--- Entries shown ---

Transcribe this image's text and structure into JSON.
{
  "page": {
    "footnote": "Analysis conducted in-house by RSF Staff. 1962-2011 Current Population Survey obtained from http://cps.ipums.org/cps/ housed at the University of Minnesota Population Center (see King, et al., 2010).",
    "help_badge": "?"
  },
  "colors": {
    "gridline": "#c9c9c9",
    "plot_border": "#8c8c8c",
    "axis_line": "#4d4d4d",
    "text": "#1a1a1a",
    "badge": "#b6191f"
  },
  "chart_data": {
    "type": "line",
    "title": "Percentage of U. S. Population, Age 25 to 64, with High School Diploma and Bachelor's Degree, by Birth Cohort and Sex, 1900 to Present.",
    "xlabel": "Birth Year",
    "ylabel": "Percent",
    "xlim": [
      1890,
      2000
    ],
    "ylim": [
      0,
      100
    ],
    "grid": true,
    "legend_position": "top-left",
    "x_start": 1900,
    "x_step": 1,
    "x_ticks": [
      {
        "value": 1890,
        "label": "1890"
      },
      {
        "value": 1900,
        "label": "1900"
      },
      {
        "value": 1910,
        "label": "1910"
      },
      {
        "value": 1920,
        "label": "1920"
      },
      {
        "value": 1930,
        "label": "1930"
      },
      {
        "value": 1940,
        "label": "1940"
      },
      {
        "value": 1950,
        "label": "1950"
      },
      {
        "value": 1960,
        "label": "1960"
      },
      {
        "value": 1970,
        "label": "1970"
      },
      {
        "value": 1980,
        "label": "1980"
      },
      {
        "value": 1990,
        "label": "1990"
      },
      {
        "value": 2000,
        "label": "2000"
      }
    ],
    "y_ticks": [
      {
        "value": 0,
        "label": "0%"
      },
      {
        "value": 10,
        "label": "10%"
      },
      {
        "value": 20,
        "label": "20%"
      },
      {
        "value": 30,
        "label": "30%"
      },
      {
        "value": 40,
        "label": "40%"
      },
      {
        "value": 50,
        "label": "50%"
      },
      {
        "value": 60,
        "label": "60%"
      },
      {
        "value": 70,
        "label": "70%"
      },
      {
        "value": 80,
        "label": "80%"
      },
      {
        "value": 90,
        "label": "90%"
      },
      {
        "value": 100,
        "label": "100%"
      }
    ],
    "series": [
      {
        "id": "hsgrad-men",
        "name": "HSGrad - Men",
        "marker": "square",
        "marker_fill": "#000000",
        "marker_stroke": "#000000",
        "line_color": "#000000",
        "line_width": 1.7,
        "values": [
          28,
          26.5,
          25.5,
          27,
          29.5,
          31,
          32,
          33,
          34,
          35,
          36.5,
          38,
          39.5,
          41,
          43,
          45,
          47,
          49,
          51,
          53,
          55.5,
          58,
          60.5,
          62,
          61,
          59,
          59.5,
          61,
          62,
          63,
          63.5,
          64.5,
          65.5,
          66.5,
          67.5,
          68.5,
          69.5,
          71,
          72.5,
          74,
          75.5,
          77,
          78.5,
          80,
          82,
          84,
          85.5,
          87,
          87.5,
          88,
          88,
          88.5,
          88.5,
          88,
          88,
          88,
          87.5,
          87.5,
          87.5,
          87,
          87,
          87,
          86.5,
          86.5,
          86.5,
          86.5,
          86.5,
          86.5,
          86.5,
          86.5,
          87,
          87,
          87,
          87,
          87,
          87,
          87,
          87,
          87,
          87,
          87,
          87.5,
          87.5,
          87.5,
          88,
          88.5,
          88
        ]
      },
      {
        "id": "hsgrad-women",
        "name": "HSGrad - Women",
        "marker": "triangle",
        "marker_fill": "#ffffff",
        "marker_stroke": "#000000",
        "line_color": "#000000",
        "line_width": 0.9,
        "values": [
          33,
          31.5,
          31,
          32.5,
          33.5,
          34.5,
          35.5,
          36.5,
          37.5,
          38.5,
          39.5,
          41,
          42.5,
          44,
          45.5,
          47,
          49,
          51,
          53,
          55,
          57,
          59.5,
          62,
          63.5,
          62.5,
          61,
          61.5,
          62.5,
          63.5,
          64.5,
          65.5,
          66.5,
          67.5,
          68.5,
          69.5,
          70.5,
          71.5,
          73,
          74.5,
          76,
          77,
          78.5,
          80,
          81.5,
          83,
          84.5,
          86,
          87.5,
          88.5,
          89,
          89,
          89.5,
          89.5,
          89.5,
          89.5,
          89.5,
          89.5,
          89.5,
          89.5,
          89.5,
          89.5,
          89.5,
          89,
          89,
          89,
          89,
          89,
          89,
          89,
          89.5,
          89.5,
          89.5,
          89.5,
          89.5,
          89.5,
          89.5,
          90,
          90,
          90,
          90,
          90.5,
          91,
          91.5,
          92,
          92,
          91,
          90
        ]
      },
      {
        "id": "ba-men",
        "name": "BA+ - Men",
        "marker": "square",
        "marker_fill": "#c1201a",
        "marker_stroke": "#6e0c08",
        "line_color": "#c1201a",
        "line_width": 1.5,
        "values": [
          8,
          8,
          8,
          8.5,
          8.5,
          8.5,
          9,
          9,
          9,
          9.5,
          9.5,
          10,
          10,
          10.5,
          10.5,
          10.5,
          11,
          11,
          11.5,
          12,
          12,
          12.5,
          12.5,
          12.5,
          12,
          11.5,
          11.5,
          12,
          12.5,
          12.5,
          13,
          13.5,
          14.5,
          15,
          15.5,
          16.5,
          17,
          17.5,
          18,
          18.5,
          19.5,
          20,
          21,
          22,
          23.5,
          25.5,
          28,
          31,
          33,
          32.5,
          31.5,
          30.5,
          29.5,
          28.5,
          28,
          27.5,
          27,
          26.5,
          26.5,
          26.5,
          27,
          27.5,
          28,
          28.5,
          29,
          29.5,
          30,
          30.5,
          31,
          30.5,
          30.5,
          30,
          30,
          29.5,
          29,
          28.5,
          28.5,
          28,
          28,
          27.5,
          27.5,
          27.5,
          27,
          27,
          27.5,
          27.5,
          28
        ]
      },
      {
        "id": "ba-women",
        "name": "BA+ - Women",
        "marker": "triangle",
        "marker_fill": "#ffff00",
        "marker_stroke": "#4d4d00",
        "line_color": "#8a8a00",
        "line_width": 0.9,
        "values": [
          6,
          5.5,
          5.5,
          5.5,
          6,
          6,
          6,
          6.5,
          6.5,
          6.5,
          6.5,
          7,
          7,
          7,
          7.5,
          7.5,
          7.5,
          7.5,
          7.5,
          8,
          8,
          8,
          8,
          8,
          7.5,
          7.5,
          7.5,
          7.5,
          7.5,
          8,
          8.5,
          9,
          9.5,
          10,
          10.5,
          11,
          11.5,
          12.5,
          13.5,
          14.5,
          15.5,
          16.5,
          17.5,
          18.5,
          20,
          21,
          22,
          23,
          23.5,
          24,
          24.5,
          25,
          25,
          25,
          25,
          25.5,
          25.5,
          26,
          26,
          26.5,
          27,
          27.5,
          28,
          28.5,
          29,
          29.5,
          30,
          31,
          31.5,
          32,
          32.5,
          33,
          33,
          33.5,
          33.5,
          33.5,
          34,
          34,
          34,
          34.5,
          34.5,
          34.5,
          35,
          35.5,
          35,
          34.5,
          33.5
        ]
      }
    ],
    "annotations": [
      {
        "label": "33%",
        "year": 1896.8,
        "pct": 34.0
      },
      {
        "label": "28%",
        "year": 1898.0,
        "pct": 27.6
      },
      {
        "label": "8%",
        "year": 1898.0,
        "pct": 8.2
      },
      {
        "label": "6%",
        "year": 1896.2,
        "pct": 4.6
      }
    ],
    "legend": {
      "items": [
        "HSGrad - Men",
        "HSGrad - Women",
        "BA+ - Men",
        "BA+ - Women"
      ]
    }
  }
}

---

= Exercise =
Please set down the whole listing above without altering a single line.

= Output for this exercise =
Transcribe this image's text and structure into JSON.
{
  "page": {
    "footnote": "Analysis conducted in-house by RSF Staff. 1962-2011 Current Population Survey obtained from http://cps.ipums.org/cps/ housed at the University of Minnesota Population Center (see King, et al., 2010).",
    "help_badge": "?"
  },
  "colors": {
    "gridline": "#c9c9c9",
    "plot_border": "#8c8c8c",
    "axis_line": "#4d4d4d",
    "text": "#1a1a1a",
    "badge": "#b6191f"
  },
  "chart_data": {
    "type": "line",
    "title": "Percentage of U. S. Population, Age 25 to 64, with High School Diploma and Bachelor's Degree, by Birth Cohort and Sex, 1900 to Present.",
    "xlabel": "Birth Year",
    "ylabel": "Percent",
    "xlim": [
      1890,
      2000
    ],
    "ylim": [
      0,
      100
    ],
    "grid": true,
    "legend_position": "top-left",
    "x_start": 1900,
    "x_step": 1,
    "x_ticks": [
      {
        "value": 1890,
        "label": "1890"
      },
      {
        "value": 1900,
        "label": "1900"
      },
      {
        "value": 1910,
        "label": "1910"
      },
      {
        "value": 1920,
        "label": "1920"
      },
      {
        "value": 1930,
        "label": "1930"
      },
      {
        "value": 1940,
        "label": "1940"
      },
      {
        "value": 1950,
        "label": "1950"
      },
      {
        "value": 1960,
        "label": "1960"
      },
      {
        "value": 1970,
        "label": "1970"
      },
      {
        "value": 1980,
        "label": "1980"
      },
      {
        "value": 1990,
        "label": "1990"
      },
      {
        "value": 2000,
        "label": "2000"
      }
    ],
    "y_ticks": [
      {
        "value": 0,
        "label": "0%"
      },
      {
        "value": 10,
        "label": "10%"
      },
      {
        "value": 20,
        "label": "20%"
      },
      {
        "value": 30,
        "label": "30%"
      },
      {
        "value": 40,
        "label": "40%"
      },
      {
        "value": 50,
        "label": "50%"
      },
      {
        "value": 60,
        "label": "60%"
      },
      {
        "value": 70,
        "label": "70%"
      },
      {
        "value": 80,
        "label": "80%"
      },
      {
        "value": 90,
        "label": "90%"
      },
      {
        "value": 100,
        "label": "100%"
      }
    ],
    "series": [
      {
        "id": "hsgrad-men",
        "name": "HSGrad - Men",
        "marker": "square",
        "marker_fill": "#000000",
        "marker_stroke": "#000000",
        "line_color": "#000000",
        "line_width": 1.7,
        "values": [
          28,
          26.5,
          25.5,
          27,
          29.5,
          31,
          32,
          33,
          34,
          35,
          36.5,
          38,
          39.5,
          41,
          43,
          45,
          47,
          49,
          51,
          53,
          55.5,
          58,
          60.5,
          62,
          61,
          59,
          59.5,
          61,
          62,
          63,
          63.5,
          64.5,
          65.5,
          66.5,
          67.5,
          68.5,
          69.5,
          71,
          72.5,
          74,
          75.5,
          77,
          78.5,
          80,
          82,
          84,
          85.5,
          87,
          87.5,
          88,
          88,
          88.5,
          88.5,
          88,
          88,
          88,
          87.5,
          87.5,
          87.5,
          87,
          87,
          87,
          86.5,
          86.5,
          86.5,
          86.5,
          86.5,
          86.5,
          86.5,
          86.5,
          87,
          87,
          87,
          87,
          87,
          87,
          87,
          87,
          87,
          87,
          87,
          87.5,
          87.5,
          87.5,
          88,
          88.5,
          88
        ]
      },
      {
        "id": "hsgrad-women",
        "name": "HSGrad - Women",
        "marker": "triangle",
        "marker_fill": "#ffffff",
        "marker_stroke": "#000000",
        "line_color": "#000000",
        "line_width": 0.9,
        "values": [
          33,
          31.5,
          31,
          32.5,
          33.5,
          34.5,
          35.5,
          36.5,
          37.5,
          38.5,
          39.5,
          41,
          42.5,
          44,
          45.5,
          47,
          49,
          51,
          53,
          55,
          57,
          59.5,
          62,
          63.5,
          62.5,
          61,
          61.5,
          62.5,
          63.5,
          64.5,
          65.5,
          66.5,
          67.5,
          68.5,
          69.5,
          70.5,
          71.5,
          73,
          74.5,
          76,
          77,
          78.5,
          80,
          81.5,
          83,
          84.5,
          86,
          87.5,
          88.5,
          89,
          89,
          89.5,
          89.5,
          89.5,
          89.5,
          89.5,
          89.5,
          89.5,
          89.5,
          89.5,
          89.5,
          89.5,
          89,
          89,
          89,
          89,
          89,
          89,
          89,
          89.5,
          89.5,
          89.5,
          89.5,
          89.5,
          89.5,
          89.5,
          90,
          90,
          90,
          90,
          90.5,
          91,
          91.5,
          92,
          92,
          91,
          90
        ]
      },
      {
        "id": "ba-men",
        "name": "BA+ - Men",
        "marker": "square",
        "marker_fill": "#c1201a",
        "marker_stroke": "#6e0c08",
        "line_color": "#c1201a",
        "line_width": 1.5,
        "values": [
          8,
          8,
          8,
          8.5,
          8.5,
          8.5,
          9,
          9,
          9,
          9.5,
          9.5,
          10,
          10,
          10.5,
          10.5,
          10.5,
          11,
          11,
          11.5,
          12,
          12,
          12.5,
          12.5,
          12.5,
          12,
          11.5,
          11.5,
          12,
          12.5,
          12.5,
          13,
          13.5,
          14.5,
          15,
          15.5,
          16.5,
          17,
          17.5,
          18,
          18.5,
          19.5,
          20,
          21,
          22,
          23.5,
          25.5,
          28,
          31,
          33,
          32.5,
          31.5,
          30.5,
          29.5,
          28.5,
          28,
          27.5,
          27,
          26.5,
          26.5,
          26.5,
          27,
          27.5,
          28,
          28.5,
          29,
          29.5,
          30,
          30.5,
          31,
          30.5,
          30.5,
          30,
          30,
          29.5,
          29,
          28.5,
          28.5,
          28,
          28,
          27.5,
          27.5,
          27.5,
          27,
          27,
          27.5,
          27.5,
          28
        ]
      },
      {
        "id": "ba-women",
        "name": "BA+ - Women",
        "marker": "triangle",
        "marker_fill": "#ffff00",
        "marker_stroke": "#4d4d00",
        "line_color": "#8a8a00",
        "line_width": 0.9,
        "values": [
          6,
          5.5,
          5.5,
          5.5,
          6,
          6,
          6,
          6.5,
          6.5,
          6.5,
          6.5,
          7,
          7,
          7,
          7.5,
          7.5,
          7.5,
          7.5,
          7.5,
          8,
          8,
          8,
          8,
          8,
          7.5,
          7.5,
          7.5,
          7.5,
          7.5,
          8,
          8.5,
          9,
          9.5,
          10,
          10.5,
          11,
          11.5,
          12.5,
          13.5,
          14.5,
          15.5,
          16.5,
          17.5,
          18.5,
          20,
          21,
          22,
          23,
          23.5,
          24,
          24.5,
          25,
          25,
          25,
          25,
          25.5,
          25.5,
          26,
          26,
          26.5,
          27,
          27.5,
          28,
          28.5,
          29,
          29.5,
          30,
          31,
          31.5,
          32,
          32.5,
          33,
          33,
          33.5,
          33.5,
          33.5,
          34,
          34,
          34,
          34.5,
          34.5,
          34.5,
          35,
          35.5,
          35,
          34.5,
          33.5
        ]
      }
    ],
    "annotations": [
      {
        "label": "33%",
        "year": 1896.8,
        "pct": 34.0
      },
      {
        "label": "28%",
        "year": 1898.0,
        "pct": 27.6
      },
      {
        "label": "8%",
        "year": 1898.0,
        "pct": 8.2
      },
      {
        "label": "6%",
        "year": 1896.2,
        "pct": 4.6
      }
    ],
    "legend": {
      "items": [
        "HSGrad - Men",
        "HSGrad - Women",
        "BA+ - Men",
        "BA+ - Women"
      ]
    }
  }
}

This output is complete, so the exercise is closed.